→ Exercise prompt:
Locate each line holding the string "Plano" and copy it.
══ Dataset records
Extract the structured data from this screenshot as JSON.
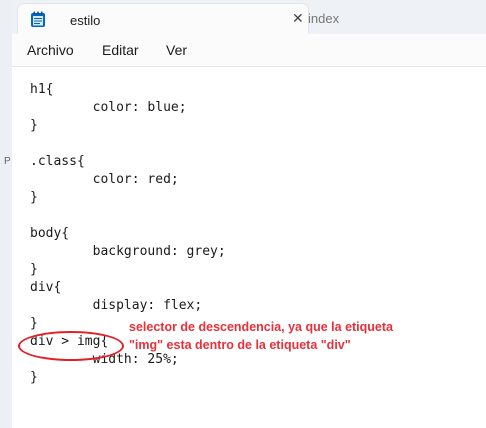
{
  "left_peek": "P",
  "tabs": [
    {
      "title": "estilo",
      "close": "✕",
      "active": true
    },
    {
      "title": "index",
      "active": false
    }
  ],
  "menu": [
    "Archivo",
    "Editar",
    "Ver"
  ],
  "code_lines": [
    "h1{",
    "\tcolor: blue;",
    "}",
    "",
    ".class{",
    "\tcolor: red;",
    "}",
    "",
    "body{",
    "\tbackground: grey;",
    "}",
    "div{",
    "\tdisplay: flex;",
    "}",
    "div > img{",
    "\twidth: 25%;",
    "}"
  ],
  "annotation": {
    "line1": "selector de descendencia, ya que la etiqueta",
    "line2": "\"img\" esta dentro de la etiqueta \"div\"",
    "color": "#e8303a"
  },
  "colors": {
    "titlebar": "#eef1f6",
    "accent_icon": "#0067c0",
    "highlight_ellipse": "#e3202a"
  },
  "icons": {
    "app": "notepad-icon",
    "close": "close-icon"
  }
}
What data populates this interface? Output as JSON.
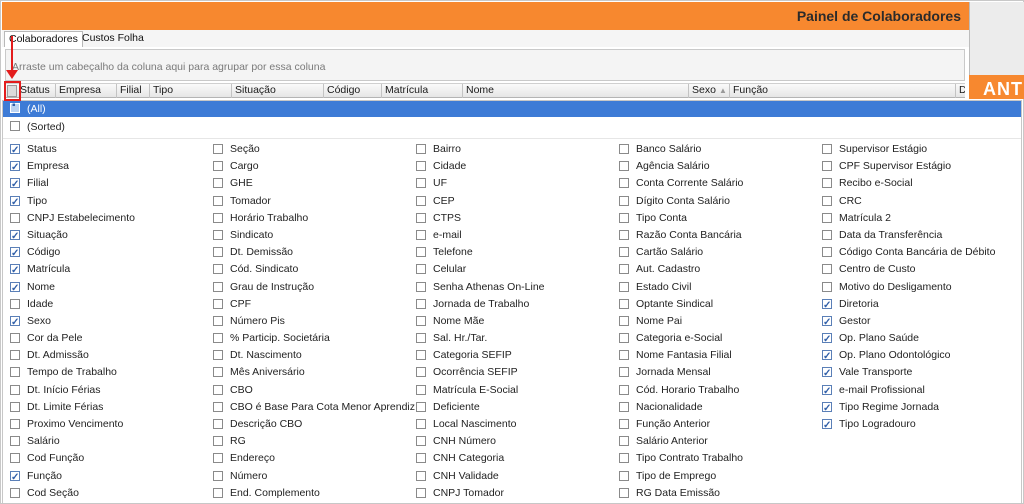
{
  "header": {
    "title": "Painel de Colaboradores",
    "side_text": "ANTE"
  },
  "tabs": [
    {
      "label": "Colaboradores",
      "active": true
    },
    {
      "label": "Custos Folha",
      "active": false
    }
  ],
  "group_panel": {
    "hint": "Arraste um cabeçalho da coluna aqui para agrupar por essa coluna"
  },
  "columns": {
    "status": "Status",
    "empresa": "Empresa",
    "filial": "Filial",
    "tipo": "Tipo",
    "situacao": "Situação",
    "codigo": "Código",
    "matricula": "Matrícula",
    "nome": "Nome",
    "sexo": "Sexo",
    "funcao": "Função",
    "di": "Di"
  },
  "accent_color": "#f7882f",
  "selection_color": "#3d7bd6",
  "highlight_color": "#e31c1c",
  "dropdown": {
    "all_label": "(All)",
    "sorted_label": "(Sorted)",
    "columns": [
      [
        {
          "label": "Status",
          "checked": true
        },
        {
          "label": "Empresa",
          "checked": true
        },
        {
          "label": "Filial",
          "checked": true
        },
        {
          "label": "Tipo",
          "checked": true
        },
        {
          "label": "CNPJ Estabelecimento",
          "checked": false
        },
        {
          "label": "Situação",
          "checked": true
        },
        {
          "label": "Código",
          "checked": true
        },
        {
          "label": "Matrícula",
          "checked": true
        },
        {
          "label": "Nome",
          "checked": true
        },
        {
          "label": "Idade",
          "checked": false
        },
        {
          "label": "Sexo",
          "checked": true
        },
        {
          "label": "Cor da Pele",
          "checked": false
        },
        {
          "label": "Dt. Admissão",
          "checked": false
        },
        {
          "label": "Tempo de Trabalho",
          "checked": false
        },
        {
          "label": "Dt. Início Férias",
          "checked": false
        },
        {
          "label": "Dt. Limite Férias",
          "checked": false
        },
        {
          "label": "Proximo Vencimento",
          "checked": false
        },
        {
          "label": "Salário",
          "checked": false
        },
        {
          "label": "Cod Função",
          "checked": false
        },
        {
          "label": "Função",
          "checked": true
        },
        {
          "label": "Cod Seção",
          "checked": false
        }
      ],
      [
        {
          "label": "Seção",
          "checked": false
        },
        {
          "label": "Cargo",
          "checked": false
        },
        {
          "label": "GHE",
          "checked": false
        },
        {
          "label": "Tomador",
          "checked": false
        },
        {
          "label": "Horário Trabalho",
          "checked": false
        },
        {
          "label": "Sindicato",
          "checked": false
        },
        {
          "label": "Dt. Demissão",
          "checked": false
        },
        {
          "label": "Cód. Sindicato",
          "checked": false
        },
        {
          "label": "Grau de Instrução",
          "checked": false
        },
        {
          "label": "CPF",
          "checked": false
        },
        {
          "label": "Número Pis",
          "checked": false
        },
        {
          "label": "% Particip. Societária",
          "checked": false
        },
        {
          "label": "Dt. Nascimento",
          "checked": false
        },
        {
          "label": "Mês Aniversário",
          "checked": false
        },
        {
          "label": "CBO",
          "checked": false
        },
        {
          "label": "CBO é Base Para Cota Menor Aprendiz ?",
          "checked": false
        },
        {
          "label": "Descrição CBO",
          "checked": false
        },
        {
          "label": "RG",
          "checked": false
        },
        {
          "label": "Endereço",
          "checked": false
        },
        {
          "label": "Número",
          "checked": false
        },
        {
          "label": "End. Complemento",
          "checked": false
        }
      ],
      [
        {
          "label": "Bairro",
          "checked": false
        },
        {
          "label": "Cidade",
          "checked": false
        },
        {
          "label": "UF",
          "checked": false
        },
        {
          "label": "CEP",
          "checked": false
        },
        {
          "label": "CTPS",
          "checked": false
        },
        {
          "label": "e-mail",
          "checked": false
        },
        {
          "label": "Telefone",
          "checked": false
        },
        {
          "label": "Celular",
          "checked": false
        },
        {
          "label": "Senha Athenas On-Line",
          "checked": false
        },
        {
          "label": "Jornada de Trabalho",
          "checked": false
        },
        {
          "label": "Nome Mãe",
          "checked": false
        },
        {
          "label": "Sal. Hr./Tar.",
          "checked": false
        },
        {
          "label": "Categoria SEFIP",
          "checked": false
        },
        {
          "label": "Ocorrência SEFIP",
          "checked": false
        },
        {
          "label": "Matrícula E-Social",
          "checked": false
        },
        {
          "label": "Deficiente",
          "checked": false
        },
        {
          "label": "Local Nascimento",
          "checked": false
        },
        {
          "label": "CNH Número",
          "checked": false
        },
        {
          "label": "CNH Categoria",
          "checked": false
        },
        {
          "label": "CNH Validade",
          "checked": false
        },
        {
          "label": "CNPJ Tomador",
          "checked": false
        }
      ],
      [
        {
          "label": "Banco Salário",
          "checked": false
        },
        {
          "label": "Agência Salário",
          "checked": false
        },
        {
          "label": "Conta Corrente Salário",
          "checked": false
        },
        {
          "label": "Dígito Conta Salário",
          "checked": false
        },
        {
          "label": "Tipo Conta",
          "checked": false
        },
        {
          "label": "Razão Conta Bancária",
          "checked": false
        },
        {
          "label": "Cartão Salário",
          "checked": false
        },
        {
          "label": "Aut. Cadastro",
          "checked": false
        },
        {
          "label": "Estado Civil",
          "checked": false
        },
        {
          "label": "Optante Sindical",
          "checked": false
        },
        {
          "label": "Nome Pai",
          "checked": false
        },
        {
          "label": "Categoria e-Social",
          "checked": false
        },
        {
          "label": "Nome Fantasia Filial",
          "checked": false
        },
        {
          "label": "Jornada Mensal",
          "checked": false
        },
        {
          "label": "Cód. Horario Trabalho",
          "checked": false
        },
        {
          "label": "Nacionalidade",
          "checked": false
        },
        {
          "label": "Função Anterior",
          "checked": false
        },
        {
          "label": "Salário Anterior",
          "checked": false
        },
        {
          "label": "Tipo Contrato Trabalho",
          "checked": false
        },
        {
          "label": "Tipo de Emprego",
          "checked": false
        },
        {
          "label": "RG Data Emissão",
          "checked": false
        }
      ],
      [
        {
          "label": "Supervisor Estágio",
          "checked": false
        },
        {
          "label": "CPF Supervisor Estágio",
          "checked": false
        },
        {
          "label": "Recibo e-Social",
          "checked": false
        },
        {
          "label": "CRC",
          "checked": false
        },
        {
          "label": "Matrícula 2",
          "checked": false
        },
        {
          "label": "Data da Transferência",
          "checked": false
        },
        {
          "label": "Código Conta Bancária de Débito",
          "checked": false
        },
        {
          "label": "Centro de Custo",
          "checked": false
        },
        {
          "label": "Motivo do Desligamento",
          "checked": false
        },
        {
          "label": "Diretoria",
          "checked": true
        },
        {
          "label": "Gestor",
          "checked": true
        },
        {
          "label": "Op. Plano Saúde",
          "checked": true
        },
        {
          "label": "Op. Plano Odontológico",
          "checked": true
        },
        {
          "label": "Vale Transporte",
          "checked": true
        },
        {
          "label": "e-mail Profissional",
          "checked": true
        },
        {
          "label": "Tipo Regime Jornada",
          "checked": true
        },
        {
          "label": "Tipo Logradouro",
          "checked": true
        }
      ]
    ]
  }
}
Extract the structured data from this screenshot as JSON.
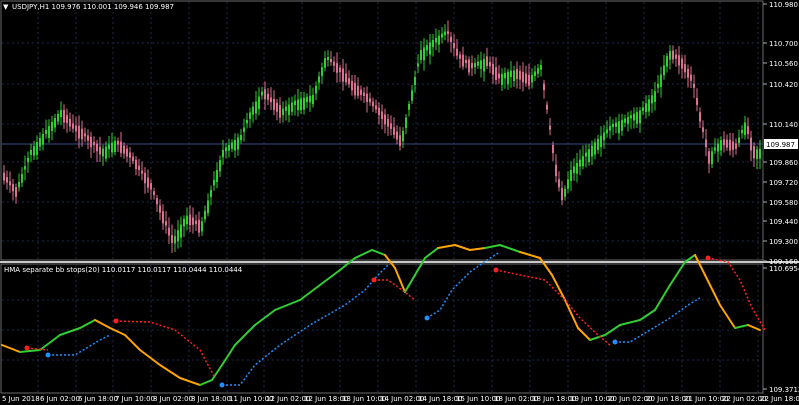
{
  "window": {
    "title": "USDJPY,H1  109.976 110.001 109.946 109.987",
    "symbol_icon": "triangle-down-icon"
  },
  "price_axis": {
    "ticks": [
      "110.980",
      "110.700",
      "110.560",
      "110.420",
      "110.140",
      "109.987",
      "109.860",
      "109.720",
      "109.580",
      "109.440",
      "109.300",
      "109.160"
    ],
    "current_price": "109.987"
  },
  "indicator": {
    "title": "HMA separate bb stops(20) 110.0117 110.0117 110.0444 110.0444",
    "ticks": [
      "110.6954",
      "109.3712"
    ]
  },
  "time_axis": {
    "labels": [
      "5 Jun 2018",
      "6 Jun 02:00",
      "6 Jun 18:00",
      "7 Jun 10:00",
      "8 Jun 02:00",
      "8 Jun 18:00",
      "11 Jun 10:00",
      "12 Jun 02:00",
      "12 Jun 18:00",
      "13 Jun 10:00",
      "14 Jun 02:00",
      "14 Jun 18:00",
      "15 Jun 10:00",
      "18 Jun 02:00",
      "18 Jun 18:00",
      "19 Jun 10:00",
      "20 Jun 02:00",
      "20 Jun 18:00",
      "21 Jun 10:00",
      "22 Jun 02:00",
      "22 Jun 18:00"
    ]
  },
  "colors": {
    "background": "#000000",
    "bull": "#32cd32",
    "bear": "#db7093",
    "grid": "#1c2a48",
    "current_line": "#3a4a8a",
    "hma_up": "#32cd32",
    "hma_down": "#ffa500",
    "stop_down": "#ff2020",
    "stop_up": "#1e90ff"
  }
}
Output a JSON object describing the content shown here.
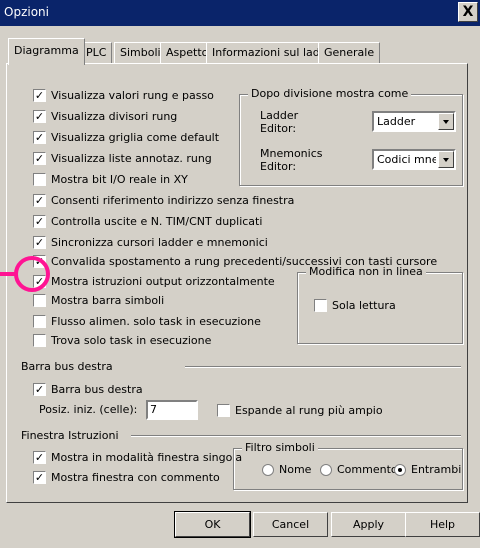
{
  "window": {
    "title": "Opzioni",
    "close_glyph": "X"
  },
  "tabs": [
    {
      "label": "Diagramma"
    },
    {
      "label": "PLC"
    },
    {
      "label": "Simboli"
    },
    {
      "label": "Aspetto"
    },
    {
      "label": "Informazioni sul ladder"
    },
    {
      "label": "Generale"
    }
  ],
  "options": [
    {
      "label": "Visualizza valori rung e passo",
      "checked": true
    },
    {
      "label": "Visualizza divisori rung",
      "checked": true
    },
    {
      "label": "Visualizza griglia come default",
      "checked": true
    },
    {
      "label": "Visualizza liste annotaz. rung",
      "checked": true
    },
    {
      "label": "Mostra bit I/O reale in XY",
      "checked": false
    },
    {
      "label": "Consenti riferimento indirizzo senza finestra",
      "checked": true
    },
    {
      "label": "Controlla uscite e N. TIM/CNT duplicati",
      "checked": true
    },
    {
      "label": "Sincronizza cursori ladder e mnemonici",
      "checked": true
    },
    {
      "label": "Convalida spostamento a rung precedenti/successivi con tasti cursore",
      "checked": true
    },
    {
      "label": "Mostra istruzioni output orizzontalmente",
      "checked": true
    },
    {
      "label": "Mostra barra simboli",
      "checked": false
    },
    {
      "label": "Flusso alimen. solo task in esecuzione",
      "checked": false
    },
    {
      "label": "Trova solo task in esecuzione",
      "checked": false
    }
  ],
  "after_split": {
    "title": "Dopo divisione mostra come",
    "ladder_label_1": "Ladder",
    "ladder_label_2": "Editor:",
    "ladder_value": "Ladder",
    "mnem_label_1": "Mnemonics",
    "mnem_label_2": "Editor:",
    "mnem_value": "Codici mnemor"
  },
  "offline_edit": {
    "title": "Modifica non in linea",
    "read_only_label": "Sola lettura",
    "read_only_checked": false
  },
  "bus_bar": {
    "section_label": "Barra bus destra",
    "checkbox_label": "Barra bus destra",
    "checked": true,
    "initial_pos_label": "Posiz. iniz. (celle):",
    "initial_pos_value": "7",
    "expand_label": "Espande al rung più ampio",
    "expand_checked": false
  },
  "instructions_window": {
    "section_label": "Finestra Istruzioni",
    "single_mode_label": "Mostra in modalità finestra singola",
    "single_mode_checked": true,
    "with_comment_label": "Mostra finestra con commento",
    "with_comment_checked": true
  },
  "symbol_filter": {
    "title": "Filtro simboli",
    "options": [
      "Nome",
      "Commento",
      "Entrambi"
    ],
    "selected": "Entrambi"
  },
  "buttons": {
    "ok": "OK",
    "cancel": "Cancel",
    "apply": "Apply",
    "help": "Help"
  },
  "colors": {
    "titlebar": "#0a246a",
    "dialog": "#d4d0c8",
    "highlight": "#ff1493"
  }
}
════
→ Solution below:
          "label": "Op. Plano Saúde",
          "label": "Op. Plano Odontológico",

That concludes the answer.